Stated exercise:
All entries below are to be set down again, identical to the source.

Data for processing:
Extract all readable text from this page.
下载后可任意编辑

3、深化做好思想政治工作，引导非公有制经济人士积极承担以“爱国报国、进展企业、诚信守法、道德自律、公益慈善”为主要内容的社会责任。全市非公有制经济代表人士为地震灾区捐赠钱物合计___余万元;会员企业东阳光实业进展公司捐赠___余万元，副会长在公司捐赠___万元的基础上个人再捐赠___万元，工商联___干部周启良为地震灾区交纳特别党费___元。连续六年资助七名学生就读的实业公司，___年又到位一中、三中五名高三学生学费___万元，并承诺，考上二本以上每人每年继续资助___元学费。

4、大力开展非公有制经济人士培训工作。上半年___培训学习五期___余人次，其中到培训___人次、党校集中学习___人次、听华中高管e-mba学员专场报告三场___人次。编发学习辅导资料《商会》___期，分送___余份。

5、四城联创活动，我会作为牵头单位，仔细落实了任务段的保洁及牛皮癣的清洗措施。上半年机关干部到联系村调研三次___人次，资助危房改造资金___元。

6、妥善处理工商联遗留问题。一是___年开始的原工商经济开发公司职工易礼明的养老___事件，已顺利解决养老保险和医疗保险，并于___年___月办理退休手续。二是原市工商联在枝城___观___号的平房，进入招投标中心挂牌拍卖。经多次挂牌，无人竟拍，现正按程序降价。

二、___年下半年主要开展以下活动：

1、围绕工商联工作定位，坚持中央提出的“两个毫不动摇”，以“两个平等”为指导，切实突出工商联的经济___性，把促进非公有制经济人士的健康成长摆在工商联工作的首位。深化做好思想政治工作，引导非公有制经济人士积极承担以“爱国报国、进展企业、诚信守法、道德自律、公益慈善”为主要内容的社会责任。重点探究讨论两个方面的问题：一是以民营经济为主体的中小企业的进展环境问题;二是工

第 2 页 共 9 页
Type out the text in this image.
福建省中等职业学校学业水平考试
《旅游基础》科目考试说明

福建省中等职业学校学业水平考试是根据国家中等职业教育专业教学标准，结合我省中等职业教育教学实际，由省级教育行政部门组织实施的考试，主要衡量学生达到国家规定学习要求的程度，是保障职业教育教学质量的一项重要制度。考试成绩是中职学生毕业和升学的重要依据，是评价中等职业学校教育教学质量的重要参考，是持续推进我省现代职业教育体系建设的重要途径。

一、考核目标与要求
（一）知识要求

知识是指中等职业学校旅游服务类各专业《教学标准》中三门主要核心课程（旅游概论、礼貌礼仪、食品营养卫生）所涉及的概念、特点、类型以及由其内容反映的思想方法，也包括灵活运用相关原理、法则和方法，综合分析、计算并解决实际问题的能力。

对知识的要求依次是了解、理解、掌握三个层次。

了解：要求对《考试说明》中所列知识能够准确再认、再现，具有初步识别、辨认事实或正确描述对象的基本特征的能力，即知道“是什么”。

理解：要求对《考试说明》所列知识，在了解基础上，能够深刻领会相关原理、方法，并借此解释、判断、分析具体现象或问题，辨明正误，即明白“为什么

Output for this task:
Extract all readable text from this page.
下载后可任意编辑

3、深化做好思想政治工作，引导非公有制经济人士积极承担以“爱国报国、进展企业、诚信守法、道德自律、公益慈善”为主要内容的社会责任。全市非公有制经济代表人士为地震灾区捐赠钱物合计___余万元;会员企业东阳光实业进展公司捐赠___余万元，副会长在公司捐赠___万元的基础上个人再捐赠___万元，工商联___干部周启良为地震灾区交纳特别党费___元。连续六年资助七名学生就读的实业公司，___年又到位一中、三中五名高三学生学费___万元，并承诺，考上二本以上每人每年继续资助___元学费。

4、大力开展非公有制经济人士培训工作。上半年___培训学习五期___余人次，其中到培训___人次、党校集中学习___人次、听华中高管e-mba学员专场报告三场___人次。编发学习辅导资料《商会》___期，分送___余份。

5、四城联创活动，我会作为牵头单位，仔细落实了任务段的保洁及牛皮癣的清洗措施。上半年机关干部到联系村调研三次___人次，资助危房改造资金___元。

6、妥善处理工商联遗留问题。一是___年开始的原工商经济开发公司职工易礼明的养老___事件，已顺利解决养老保险和医疗保险，并于___年___月办理退休手续。二是原市工商联在枝城___观___号的平房，进入招投标中心挂牌拍卖。经多次挂牌，无人竟拍，现正按程序降价。

二、___年下半年主要开展以下活动：

1、围绕工商联工作定位，坚持中央提出的“两个毫不动摇”，以“两个平等”为指导，切实突出工商联的经济___性，把促进非公有制经济人士的健康成长摆在工商联工作的首位。深化做好思想政治工作，引导非公有制经济人士积极承担以“爱国报国、进展企业、诚信守法、道德自律、公益慈善”为主要内容的社会责任。重点探究讨论两个方面的问题：一是以民营经济为主体的中小企业的进展环境问题;二是工

第 2 页 共 9 页
Type out the text in this image.
福建省中等职业学校学业水平考试
《旅游基础》科目考试说明

福建省中等职业学校学业水平考试是根据国家中等职业教育专业教学标准，结合我省中等职业教育教学实际，由省级教育行政部门组织实施的考试，主要衡量学生达到国家规定学习要求的程度，是保障职业教育教学质量的一项重要制度。考试成绩是中职学生毕业和升学的重要依据，是评价中等职业学校教育教学质量的重要参考，是持续推进我省现代职业教育体系建设的重要途径。

一、考核目标与要求
（一）知识要求

知识是指中等职业学校旅游服务类各专业《教学标准》中三门主要核心课程（旅游概论、礼貌礼仪、食品营养卫生）所涉及的概念、特点、类型以及由其内容反映的思想方法，也包括灵活运用相关原理、法则和方法，综合分析、计算并解决实际问题的能力。

对知识的要求依次是了解、理解、掌握三个层次。

了解：要求对《考试说明》中所列知识能够准确再认、再现，具有初步识别、辨认事实或正确描述对象的基本特征的能力，即知道“是什么”。

理解：要求对《考试说明》所列知识，在了解基础上，能够深刻领会相关原理、方法，并借此解释、判断、分析具体现象或问题，辨明正误，即明白“为什么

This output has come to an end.